Data entries

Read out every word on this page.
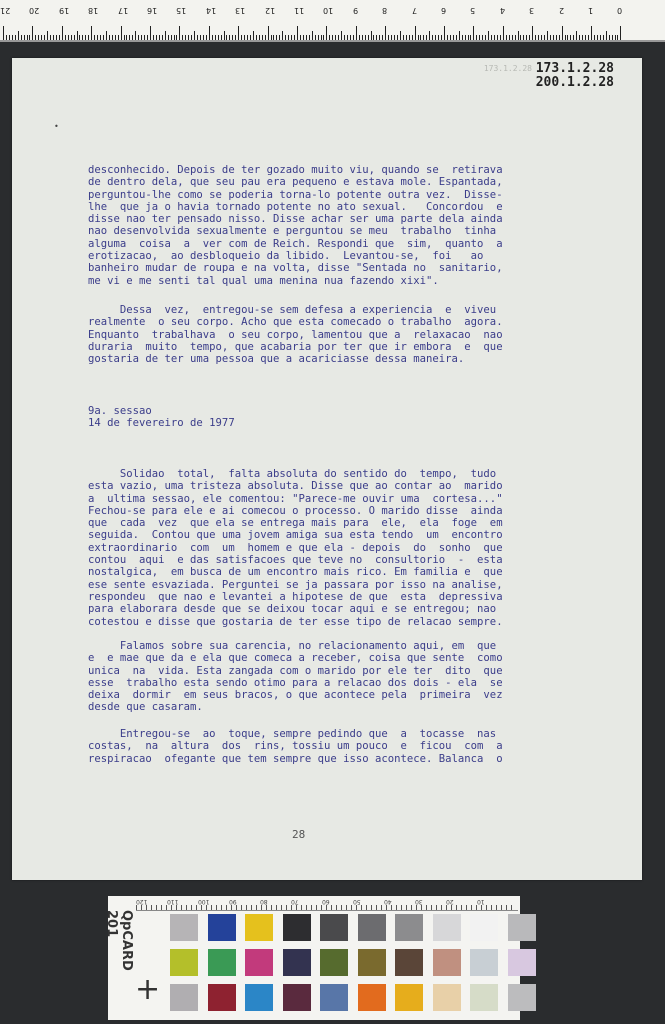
21 20 19 18 17 16 15 14 13 12 11 10 9	8	7	6	5	4	3	2	1	0
173.1.2.28 173.1.2.28
200.1.2.28
•
desconhecido. Depois de ter gozado muito viu, quando se  retirava
de dentro dela, que seu pau era pequeno e estava mole. Espantada,
perguntou-lhe como se poderia torna-lo potente outra vez.  Disse-
lhe  que ja o havia tornado potente no ato sexual.   Concordou  e
disse nao ter pensado nisso. Disse achar ser uma parte dela ainda
nao desenvolvida sexualmente e perguntou se meu  trabalho  tinha
alguma  coisa  a  ver com de Reich. Respondi que  sim,  quanto  a
erotizacao,  ao desbloqueio da libido.  Levantou-se,  foi   ao
banheiro mudar de roupa e na volta, disse "Sentada no  sanitario,
me vi e me senti tal qual uma menina nua fazendo xixi".
Dessa  vez,  entregou-se sem defesa a experiencia  e  viveu
realmente  o seu corpo. Acho que esta comecado o trabalho  agora.
Enquanto  trabalhava  o seu corpo, lamentou que a  relaxacao  nao
duraria  muito  tempo, que acabaria por ter que ir embora  e  que
gostaria de ter uma pessoa que a acariciasse dessa maneira.
9a. sessao
14 de fevereiro de 1977
Solidao  total,  falta absoluta do sentido do  tempo,  tudo
esta vazio, uma tristeza absoluta. Disse que ao contar ao  marido
a  ultima sessao, ele comentou: "Parece-me ouvir uma  cortesa..."
Fechou-se para ele e ai comecou o processo. O marido disse  ainda
que  cada  vez  que ela se entrega mais para  ele,  ela  foge  em
seguida.  Contou que uma jovem amiga sua esta tendo  um  encontro
extraordinario  com  um  homem e que ela - depois  do  sonho  que
contou  aqui  e das satisfacoes que teve no  consultorio  -  esta
nostalgica,  em busca de um encontro mais rico. Em familia e  que
ese sente esvaziada. Perguntei se ja passara por isso na analise,
respondeu  que nao e levantei a hipotese de que  esta  depressiva
para elaborara desde que se deixou tocar aqui e se entregou; nao
cotestou e disse que gostaria de ter esse tipo de relacao sempre.
Falamos sobre sua carencia, no relacionamento aqui, em  que
e  e mae que da e ela que comeca a receber, coisa que sente  como
unica  na  vida. Esta zangada com o marido por ele ter  dito  que
esse  trabalho esta sendo otimo para a relacao dos dois - ela  se
deixa  dormir  em seus bracos, o que acontece pela  primeira  vez
desde que casaram.
Entregou-se  ao  toque, sempre pedindo que  a  tocasse  nas
costas,  na  altura  dos  rins, tossiu um pouco  e  ficou  com  a
respiracao  ofegante que tem sempre que isso acontece. Balanca  o
28
120	110	100	90	80	70	60	50	40	30	20	10
QpCARD 201
+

WRITTEN PROBLEM -> Find the lines with the string "para" and reproduce them.

EXPECTED ANSWER ->
Fechou-se para ele e ai comecou o processo. O marido disse  ainda
que  cada  vez  que ela se entrega mais para  ele,  ela  foge  em
para elaborara desde que se deixou tocar aqui e se entregou; nao
esse  trabalho esta sendo otimo para a relacao dos dois - ela  se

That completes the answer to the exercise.